▶ **JOB**
Say how many lines include the word "this". Reply with nothing but the number.

[Source data]
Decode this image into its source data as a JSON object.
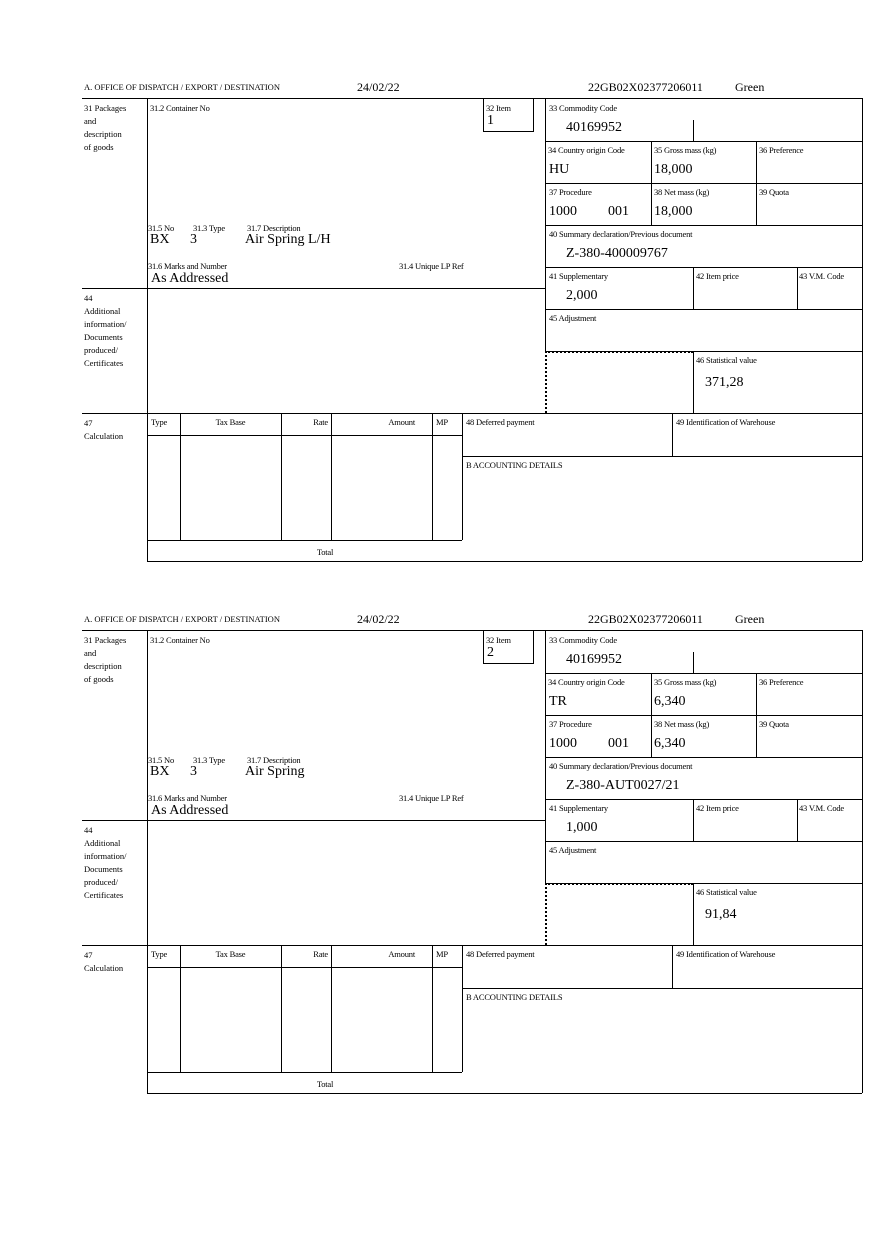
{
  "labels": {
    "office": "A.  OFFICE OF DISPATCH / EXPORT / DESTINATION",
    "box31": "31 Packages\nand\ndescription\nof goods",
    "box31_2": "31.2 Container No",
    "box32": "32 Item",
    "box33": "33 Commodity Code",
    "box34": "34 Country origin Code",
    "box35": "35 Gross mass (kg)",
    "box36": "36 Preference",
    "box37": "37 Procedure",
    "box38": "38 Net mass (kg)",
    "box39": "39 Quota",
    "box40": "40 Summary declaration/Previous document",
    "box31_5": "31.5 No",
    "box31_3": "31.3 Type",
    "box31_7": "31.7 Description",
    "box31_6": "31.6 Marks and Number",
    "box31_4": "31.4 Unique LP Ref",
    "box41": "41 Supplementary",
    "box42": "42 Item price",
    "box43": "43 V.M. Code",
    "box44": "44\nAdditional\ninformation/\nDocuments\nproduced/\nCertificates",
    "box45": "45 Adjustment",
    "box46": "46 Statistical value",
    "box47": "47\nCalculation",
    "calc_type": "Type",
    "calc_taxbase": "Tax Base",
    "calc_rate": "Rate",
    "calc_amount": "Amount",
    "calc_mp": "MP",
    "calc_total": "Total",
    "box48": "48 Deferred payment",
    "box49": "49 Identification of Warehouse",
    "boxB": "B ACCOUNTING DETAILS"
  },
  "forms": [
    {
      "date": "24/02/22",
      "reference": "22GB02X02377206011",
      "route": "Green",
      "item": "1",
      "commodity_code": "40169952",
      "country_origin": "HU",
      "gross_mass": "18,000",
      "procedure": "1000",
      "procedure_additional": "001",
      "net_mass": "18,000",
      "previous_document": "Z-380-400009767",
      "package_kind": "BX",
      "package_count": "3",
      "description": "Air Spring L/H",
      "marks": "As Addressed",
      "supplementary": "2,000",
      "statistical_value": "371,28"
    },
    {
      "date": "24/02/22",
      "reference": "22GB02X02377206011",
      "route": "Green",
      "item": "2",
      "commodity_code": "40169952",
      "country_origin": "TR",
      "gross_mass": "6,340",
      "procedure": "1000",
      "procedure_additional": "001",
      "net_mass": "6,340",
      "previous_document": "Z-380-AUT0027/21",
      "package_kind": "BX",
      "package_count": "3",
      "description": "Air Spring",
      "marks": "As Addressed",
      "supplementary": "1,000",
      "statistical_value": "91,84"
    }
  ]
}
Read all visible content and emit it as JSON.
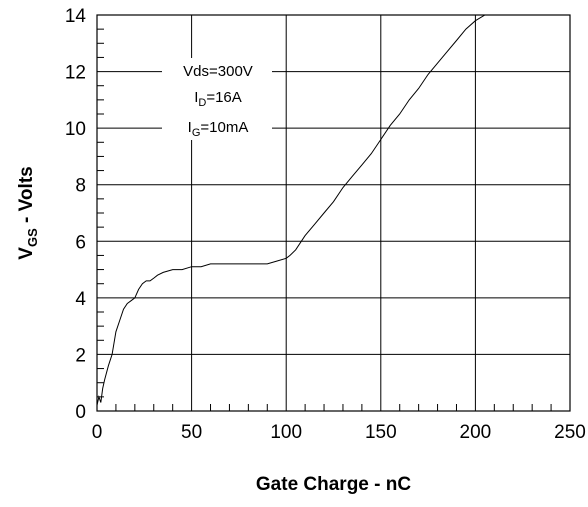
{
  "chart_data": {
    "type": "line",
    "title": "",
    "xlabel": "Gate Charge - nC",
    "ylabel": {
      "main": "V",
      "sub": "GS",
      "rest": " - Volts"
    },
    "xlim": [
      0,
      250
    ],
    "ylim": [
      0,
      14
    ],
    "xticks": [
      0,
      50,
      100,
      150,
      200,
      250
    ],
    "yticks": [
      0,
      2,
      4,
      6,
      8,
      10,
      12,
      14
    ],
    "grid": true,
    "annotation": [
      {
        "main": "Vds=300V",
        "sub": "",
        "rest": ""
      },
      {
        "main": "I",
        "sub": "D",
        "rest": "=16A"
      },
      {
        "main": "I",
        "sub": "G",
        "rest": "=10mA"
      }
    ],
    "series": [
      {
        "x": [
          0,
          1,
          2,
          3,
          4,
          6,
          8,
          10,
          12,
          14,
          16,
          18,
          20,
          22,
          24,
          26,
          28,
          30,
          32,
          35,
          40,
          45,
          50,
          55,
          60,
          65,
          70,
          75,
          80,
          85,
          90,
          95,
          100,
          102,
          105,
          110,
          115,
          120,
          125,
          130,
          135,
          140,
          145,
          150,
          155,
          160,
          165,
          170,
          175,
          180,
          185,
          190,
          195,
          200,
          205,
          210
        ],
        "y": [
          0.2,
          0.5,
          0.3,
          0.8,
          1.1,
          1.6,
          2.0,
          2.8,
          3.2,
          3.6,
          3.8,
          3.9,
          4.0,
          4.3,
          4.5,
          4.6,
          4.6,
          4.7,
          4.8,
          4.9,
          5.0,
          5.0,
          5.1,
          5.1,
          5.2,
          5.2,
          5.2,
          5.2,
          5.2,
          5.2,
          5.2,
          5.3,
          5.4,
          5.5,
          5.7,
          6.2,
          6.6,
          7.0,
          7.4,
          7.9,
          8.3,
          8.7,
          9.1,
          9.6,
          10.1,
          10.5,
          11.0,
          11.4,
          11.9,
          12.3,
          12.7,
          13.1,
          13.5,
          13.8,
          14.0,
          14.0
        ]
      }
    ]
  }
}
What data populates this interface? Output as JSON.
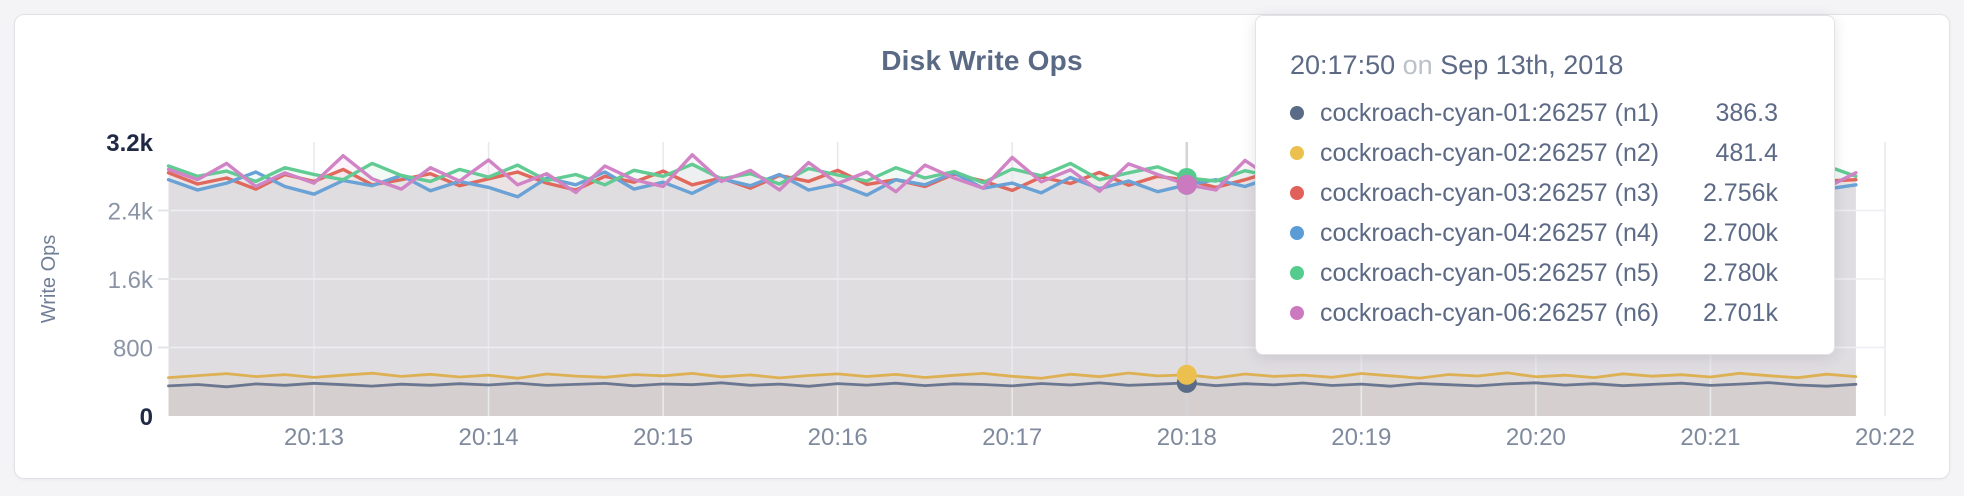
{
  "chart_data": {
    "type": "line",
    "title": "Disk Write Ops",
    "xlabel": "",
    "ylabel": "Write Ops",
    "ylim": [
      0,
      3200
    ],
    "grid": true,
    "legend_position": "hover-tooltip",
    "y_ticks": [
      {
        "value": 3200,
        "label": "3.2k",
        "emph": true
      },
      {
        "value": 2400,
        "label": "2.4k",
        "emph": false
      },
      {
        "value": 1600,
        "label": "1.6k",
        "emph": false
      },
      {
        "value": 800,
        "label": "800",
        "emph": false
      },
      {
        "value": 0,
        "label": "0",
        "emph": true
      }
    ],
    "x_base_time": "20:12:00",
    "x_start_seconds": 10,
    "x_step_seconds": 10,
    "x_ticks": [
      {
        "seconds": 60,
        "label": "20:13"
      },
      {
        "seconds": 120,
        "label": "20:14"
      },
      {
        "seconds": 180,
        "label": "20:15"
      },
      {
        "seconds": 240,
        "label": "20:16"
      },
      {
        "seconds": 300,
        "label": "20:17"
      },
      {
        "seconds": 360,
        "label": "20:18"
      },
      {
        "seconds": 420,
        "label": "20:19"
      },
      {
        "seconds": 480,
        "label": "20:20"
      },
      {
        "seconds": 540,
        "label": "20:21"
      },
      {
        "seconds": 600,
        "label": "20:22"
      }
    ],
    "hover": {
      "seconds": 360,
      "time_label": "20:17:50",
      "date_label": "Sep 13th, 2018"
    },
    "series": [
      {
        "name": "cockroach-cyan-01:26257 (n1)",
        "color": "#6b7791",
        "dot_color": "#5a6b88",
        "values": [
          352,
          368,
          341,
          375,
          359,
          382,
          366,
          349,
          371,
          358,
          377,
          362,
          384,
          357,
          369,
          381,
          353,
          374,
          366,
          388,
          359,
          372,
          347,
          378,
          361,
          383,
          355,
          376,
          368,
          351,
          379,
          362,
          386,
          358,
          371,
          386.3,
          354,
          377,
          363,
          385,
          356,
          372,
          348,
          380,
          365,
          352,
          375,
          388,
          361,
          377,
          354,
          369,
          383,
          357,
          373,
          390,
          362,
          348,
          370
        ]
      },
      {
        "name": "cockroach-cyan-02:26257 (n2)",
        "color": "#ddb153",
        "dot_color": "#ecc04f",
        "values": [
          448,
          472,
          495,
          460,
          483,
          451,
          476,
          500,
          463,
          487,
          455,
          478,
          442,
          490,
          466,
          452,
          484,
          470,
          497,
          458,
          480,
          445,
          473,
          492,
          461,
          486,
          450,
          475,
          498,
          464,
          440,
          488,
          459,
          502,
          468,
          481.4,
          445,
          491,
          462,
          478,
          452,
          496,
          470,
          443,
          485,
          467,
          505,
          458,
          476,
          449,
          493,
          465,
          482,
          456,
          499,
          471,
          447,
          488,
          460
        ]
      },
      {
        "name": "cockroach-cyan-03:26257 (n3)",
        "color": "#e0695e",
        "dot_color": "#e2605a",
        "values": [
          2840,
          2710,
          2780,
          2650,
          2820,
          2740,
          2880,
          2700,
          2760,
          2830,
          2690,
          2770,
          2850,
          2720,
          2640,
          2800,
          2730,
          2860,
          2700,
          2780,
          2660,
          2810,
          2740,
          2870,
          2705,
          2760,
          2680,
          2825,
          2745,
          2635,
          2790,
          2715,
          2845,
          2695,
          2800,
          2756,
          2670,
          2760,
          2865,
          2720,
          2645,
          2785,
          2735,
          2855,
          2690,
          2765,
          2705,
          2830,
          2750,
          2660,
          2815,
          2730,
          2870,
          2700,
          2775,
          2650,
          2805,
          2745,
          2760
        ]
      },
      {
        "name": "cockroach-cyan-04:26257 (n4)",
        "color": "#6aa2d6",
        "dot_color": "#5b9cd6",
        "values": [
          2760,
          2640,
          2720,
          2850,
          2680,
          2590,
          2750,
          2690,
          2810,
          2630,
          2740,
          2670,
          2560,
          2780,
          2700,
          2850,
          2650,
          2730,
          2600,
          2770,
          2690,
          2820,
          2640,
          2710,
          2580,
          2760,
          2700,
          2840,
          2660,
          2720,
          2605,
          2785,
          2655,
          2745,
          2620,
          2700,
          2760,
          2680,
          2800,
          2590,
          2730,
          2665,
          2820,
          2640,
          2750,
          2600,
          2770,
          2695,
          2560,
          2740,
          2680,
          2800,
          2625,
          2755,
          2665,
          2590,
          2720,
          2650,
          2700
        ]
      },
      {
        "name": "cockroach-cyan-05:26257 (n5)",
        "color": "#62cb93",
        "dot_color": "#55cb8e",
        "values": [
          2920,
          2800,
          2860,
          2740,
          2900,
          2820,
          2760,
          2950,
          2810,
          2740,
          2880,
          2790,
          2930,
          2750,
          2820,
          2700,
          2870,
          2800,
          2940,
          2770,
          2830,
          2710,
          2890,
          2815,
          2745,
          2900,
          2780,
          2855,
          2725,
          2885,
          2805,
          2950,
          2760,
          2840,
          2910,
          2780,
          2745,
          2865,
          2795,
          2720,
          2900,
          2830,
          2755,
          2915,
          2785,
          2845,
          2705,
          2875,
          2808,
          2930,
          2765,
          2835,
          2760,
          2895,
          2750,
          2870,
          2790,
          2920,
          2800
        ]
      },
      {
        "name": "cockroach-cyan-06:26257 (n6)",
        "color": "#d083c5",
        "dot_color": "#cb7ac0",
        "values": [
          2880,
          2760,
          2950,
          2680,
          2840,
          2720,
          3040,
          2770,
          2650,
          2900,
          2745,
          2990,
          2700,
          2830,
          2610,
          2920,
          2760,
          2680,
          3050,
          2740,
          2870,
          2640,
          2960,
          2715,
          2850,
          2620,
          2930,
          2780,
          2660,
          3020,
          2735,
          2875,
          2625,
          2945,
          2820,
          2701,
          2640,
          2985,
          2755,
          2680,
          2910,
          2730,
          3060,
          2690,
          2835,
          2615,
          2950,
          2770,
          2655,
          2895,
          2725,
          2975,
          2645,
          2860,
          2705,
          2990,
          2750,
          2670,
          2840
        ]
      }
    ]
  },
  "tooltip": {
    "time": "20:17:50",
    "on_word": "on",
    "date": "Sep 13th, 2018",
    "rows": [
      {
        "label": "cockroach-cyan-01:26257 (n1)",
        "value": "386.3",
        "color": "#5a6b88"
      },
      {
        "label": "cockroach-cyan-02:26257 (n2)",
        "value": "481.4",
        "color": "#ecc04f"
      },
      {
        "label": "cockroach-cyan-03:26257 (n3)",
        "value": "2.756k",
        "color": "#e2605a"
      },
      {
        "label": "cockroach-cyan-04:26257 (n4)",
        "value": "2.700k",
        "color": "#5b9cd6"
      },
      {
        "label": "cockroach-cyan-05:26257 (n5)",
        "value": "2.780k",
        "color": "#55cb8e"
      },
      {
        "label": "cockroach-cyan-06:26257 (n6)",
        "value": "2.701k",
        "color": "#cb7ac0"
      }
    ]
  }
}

▶ **EXERCISE RESPONSE**
2